→ **Data records**:
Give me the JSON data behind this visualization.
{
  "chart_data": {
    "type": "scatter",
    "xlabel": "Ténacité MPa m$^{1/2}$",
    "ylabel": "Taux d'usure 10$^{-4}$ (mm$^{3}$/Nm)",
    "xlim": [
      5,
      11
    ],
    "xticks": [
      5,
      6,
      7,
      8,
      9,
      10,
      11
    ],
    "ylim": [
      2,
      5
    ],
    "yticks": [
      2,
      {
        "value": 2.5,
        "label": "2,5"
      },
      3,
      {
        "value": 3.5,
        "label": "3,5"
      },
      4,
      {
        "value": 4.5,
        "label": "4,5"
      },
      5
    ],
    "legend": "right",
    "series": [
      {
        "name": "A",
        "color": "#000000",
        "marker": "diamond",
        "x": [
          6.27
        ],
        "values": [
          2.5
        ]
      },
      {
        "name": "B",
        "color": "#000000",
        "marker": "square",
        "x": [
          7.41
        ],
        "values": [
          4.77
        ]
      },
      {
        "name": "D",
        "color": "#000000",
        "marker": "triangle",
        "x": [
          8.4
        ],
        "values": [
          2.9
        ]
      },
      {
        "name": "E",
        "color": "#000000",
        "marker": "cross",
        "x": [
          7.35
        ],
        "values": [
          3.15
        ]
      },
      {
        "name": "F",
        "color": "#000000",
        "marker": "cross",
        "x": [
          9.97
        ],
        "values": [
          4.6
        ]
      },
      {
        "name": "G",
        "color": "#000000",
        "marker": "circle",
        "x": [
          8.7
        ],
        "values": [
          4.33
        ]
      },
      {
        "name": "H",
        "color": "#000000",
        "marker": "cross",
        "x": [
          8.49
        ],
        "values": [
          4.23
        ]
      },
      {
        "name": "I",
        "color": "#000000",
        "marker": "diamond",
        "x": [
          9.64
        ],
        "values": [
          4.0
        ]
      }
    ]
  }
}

→ **Exercise instructions**: Pull every line containing "name" from the material above.

→ **Completed task**:
        "name": "A",
        "name": "B",
        "name": "D",
        "name": "E",
        "name": "F",
        "name": "G",
        "name": "H",
        "name": "I",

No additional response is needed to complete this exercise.